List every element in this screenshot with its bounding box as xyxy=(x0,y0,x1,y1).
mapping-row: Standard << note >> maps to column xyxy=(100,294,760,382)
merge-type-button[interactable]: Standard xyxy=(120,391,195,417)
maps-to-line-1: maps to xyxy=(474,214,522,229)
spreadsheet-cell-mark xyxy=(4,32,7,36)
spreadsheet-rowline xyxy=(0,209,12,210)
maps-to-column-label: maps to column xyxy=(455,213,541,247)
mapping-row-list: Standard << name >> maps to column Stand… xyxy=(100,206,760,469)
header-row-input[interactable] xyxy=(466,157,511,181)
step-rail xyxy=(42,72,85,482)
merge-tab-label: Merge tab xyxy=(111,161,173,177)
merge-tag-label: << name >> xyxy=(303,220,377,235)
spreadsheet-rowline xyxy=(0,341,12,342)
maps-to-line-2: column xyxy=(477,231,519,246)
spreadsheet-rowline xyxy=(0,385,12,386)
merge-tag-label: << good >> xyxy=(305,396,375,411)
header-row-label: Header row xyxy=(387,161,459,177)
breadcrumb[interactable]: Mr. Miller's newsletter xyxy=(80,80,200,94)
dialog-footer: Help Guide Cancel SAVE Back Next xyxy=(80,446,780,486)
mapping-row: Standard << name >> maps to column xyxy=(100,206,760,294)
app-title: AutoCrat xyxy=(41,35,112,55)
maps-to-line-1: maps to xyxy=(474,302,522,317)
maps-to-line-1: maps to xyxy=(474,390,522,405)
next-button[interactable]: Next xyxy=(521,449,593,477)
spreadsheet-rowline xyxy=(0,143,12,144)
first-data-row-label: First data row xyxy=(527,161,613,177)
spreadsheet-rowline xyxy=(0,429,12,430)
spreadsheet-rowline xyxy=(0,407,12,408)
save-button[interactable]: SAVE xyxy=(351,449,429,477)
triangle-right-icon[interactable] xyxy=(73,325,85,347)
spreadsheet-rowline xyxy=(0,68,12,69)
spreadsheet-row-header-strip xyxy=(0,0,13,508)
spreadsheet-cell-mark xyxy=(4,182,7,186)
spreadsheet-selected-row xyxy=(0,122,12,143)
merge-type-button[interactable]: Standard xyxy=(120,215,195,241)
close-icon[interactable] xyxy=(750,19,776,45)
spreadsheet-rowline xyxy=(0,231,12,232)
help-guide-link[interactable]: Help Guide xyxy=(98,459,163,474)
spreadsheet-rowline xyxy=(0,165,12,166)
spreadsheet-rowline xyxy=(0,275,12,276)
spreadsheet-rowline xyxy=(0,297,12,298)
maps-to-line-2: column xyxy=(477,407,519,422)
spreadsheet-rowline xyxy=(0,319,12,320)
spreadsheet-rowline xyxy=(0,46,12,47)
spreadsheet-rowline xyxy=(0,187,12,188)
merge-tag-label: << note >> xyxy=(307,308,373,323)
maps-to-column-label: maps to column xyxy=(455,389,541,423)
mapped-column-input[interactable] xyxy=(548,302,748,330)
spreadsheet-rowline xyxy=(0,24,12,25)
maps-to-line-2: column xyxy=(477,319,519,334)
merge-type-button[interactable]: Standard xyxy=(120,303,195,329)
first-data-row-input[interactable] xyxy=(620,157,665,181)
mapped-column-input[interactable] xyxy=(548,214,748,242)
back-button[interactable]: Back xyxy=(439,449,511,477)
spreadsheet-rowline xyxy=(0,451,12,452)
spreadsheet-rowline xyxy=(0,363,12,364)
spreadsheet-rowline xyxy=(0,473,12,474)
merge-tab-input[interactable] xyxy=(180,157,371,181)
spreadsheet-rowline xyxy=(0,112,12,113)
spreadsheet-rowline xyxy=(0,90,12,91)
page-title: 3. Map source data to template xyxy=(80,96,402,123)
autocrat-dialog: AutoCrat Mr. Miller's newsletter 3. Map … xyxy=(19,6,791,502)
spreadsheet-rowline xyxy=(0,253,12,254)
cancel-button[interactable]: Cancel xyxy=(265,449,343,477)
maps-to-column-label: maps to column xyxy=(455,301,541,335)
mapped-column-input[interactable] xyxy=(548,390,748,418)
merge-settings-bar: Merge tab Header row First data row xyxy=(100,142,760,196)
::::
» **DIRECTIVE**:
Can you rewrite every record above, changing "Standard" to "Default" everywhere and leaving the rest untouched?

» **COMPLETE RESPONSE**:
List every element in this screenshot with its bounding box as xyxy=(x0,y0,x1,y1).
mapping-row: Default << note >> maps to column xyxy=(100,294,760,382)
merge-type-button[interactable]: Default xyxy=(120,391,195,417)
maps-to-line-1: maps to xyxy=(474,214,522,229)
spreadsheet-cell-mark xyxy=(4,32,7,36)
spreadsheet-rowline xyxy=(0,209,12,210)
maps-to-column-label: maps to column xyxy=(455,213,541,247)
mapping-row-list: Default << name >> maps to column Stand… xyxy=(100,206,760,469)
header-row-input[interactable] xyxy=(466,157,511,181)
step-rail xyxy=(42,72,85,482)
merge-tab-label: Merge tab xyxy=(111,161,173,177)
merge-tag-label: << name >> xyxy=(303,220,377,235)
spreadsheet-rowline xyxy=(0,341,12,342)
maps-to-line-2: column xyxy=(477,231,519,246)
spreadsheet-rowline xyxy=(0,385,12,386)
merge-tag-label: << good >> xyxy=(305,396,375,411)
header-row-label: Header row xyxy=(387,161,459,177)
breadcrumb[interactable]: Mr. Miller's newsletter xyxy=(80,80,200,94)
dialog-footer: Help Guide Cancel SAVE Back Next xyxy=(80,446,780,486)
mapping-row: Default << name >> maps to column xyxy=(100,206,760,294)
app-title: AutoCrat xyxy=(41,35,112,55)
maps-to-line-1: maps to xyxy=(474,302,522,317)
maps-to-line-1: maps to xyxy=(474,390,522,405)
next-button[interactable]: Next xyxy=(521,449,593,477)
spreadsheet-rowline xyxy=(0,143,12,144)
first-data-row-label: First data row xyxy=(527,161,613,177)
spreadsheet-rowline xyxy=(0,429,12,430)
spreadsheet-rowline xyxy=(0,407,12,408)
save-button[interactable]: SAVE xyxy=(351,449,429,477)
triangle-right-icon[interactable] xyxy=(73,325,85,347)
spreadsheet-rowline xyxy=(0,68,12,69)
spreadsheet-row-header-strip xyxy=(0,0,13,508)
spreadsheet-cell-mark xyxy=(4,182,7,186)
spreadsheet-selected-row xyxy=(0,122,12,143)
merge-type-button[interactable]: Default xyxy=(120,215,195,241)
close-icon[interactable] xyxy=(750,19,776,45)
spreadsheet-rowline xyxy=(0,231,12,232)
help-guide-link[interactable]: Help Guide xyxy=(98,459,163,474)
spreadsheet-rowline xyxy=(0,165,12,166)
spreadsheet-rowline xyxy=(0,275,12,276)
spreadsheet-rowline xyxy=(0,297,12,298)
maps-to-line-2: column xyxy=(477,407,519,422)
spreadsheet-rowline xyxy=(0,319,12,320)
spreadsheet-rowline xyxy=(0,46,12,47)
spreadsheet-rowline xyxy=(0,187,12,188)
merge-tag-label: << note >> xyxy=(307,308,373,323)
maps-to-column-label: maps to column xyxy=(455,389,541,423)
mapped-column-input[interactable] xyxy=(548,302,748,330)
spreadsheet-rowline xyxy=(0,24,12,25)
maps-to-line-2: column xyxy=(477,319,519,334)
merge-type-button[interactable]: Default xyxy=(120,303,195,329)
first-data-row-input[interactable] xyxy=(620,157,665,181)
mapped-column-input[interactable] xyxy=(548,214,748,242)
back-button[interactable]: Back xyxy=(439,449,511,477)
spreadsheet-rowline xyxy=(0,451,12,452)
spreadsheet-rowline xyxy=(0,363,12,364)
spreadsheet-rowline xyxy=(0,473,12,474)
merge-tab-input[interactable] xyxy=(180,157,371,181)
spreadsheet-rowline xyxy=(0,112,12,113)
spreadsheet-rowline xyxy=(0,90,12,91)
page-title: 3. Map source data to template xyxy=(80,96,402,123)
autocrat-dialog: AutoCrat Mr. Miller's newsletter 3. Map … xyxy=(19,6,791,502)
spreadsheet-rowline xyxy=(0,253,12,254)
cancel-button[interactable]: Cancel xyxy=(265,449,343,477)
maps-to-column-label: maps to column xyxy=(455,301,541,335)
mapped-column-input[interactable] xyxy=(548,390,748,418)
merge-settings-bar: Merge tab Header row First data row xyxy=(100,142,760,196)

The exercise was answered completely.